Look through the data below and return each line where "JSON" appears.

....................

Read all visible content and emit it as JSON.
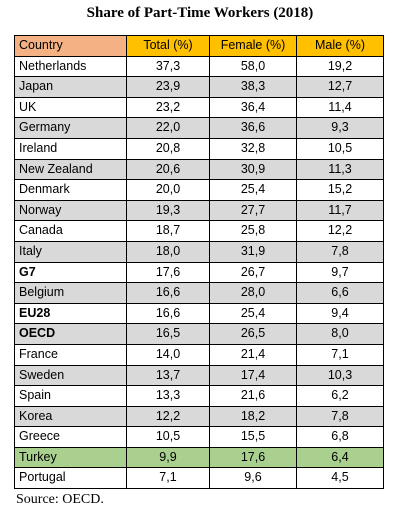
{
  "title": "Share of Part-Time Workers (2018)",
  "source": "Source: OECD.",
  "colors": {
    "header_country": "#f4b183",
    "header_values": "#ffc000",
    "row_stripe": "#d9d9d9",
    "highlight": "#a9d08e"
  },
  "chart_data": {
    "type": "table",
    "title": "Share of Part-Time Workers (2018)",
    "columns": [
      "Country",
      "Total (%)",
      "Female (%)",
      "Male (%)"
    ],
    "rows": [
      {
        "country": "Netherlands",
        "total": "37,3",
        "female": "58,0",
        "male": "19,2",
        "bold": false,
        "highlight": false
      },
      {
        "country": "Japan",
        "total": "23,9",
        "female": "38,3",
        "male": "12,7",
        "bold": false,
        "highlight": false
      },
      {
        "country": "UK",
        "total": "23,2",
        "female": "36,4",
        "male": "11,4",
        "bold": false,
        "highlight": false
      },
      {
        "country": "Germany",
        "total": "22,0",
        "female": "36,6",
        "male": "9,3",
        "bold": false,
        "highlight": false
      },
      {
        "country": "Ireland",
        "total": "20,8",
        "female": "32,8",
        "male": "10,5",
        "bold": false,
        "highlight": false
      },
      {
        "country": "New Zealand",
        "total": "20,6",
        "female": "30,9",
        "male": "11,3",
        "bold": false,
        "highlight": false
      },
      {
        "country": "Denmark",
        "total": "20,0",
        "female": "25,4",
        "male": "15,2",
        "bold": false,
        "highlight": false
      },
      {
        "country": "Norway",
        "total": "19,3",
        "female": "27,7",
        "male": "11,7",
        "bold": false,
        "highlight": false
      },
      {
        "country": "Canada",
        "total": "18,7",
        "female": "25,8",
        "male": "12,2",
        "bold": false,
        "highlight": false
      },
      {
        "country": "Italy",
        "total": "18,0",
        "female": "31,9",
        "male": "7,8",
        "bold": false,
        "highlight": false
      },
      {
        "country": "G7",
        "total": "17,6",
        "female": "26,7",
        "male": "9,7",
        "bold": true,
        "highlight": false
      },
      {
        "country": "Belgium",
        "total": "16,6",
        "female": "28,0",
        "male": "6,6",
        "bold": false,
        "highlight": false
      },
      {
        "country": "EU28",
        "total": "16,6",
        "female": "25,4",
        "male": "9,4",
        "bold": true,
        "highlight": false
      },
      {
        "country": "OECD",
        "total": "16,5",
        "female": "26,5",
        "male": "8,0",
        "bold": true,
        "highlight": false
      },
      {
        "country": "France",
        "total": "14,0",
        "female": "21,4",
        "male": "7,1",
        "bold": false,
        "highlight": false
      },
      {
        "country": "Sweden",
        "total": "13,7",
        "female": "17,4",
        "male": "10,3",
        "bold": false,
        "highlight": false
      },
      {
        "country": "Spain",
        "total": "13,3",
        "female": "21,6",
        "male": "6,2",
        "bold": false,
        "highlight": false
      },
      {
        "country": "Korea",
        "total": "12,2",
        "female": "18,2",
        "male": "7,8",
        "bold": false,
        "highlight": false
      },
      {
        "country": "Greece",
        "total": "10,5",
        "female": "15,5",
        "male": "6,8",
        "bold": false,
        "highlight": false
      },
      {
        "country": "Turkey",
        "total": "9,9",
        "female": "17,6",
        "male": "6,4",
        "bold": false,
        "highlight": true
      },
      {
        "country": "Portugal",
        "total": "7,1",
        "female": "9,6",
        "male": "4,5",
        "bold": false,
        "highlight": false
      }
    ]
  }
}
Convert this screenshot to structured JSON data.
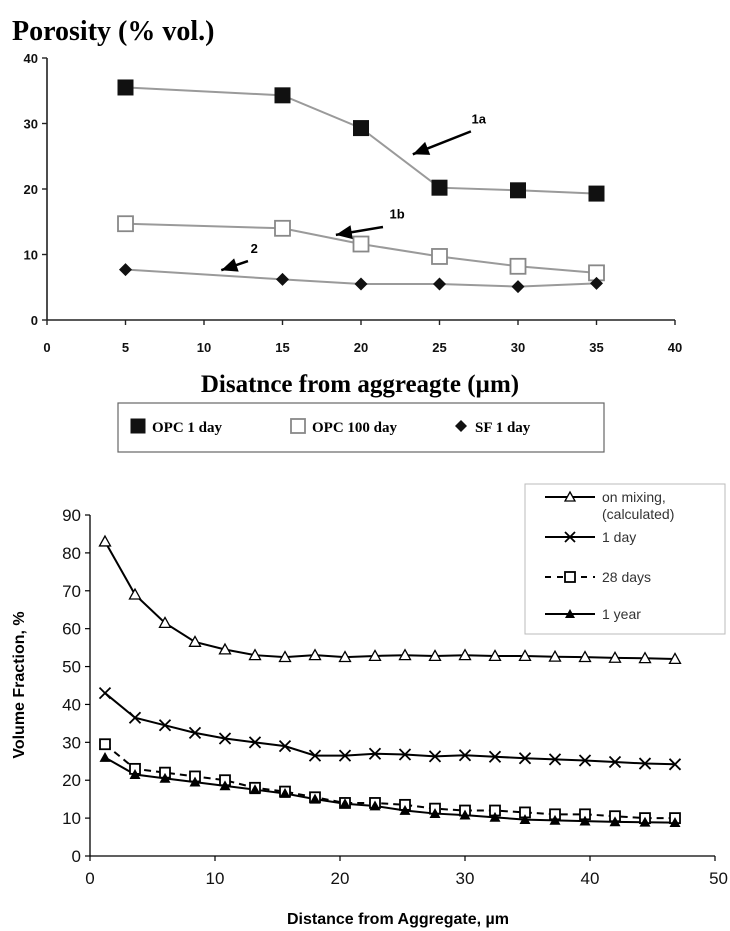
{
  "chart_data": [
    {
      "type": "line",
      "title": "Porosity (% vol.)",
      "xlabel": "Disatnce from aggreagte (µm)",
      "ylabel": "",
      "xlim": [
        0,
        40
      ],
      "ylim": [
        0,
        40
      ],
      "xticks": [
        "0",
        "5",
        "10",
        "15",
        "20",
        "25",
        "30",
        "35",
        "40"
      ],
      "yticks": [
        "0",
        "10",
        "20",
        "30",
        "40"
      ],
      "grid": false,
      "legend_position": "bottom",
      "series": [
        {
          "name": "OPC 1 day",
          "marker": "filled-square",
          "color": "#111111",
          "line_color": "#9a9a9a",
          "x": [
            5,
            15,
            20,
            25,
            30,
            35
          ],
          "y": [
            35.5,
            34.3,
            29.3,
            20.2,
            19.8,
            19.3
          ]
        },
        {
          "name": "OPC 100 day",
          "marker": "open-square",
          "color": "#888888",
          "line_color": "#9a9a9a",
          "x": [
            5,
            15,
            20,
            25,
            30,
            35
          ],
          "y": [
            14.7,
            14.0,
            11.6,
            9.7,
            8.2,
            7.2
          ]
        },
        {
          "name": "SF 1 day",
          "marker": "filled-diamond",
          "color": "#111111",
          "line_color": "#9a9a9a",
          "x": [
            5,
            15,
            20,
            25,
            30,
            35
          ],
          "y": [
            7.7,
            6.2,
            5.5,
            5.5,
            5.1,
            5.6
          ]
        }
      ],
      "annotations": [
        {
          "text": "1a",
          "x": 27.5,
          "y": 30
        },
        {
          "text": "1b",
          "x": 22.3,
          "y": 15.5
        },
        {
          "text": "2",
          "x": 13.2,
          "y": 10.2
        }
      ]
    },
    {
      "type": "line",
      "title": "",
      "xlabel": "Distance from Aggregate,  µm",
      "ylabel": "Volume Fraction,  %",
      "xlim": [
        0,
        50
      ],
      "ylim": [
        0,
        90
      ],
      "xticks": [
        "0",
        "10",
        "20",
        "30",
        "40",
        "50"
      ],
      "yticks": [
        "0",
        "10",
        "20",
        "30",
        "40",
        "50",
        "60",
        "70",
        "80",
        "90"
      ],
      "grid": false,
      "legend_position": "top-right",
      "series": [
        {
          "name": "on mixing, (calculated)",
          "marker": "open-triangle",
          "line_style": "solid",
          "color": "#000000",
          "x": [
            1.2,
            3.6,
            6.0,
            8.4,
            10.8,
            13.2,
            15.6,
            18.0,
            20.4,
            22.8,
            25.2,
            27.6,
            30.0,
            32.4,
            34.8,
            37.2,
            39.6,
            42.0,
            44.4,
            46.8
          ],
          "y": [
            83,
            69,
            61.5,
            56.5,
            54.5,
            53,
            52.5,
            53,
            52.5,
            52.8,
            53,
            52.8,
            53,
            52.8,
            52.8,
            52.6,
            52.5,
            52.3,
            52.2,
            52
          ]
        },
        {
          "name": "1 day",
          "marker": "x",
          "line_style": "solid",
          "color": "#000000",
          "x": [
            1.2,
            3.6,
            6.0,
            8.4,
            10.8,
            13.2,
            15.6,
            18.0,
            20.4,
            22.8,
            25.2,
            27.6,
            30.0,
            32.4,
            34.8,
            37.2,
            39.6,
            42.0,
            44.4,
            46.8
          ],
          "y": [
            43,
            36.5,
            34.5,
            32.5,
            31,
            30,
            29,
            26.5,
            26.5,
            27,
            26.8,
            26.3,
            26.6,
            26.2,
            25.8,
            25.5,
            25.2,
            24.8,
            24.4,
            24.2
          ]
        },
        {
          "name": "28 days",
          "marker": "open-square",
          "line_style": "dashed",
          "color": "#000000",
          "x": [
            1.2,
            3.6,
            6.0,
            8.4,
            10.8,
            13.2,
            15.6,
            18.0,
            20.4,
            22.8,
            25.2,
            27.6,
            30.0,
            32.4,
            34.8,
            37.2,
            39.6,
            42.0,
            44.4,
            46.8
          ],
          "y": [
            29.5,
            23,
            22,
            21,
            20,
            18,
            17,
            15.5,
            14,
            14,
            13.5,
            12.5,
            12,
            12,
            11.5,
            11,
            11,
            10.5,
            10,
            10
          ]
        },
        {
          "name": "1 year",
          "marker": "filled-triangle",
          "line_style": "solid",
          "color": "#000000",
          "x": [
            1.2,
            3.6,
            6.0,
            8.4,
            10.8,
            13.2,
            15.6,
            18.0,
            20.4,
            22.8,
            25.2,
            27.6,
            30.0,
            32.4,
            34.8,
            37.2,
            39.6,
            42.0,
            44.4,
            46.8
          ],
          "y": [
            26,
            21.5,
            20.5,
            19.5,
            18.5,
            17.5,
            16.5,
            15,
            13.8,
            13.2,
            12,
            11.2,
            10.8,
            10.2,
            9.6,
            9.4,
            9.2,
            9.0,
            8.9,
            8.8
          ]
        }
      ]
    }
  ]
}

....................

**Complete response**
Read all visible content and emit it as JSON.
Convert this screenshot to structured JSON data.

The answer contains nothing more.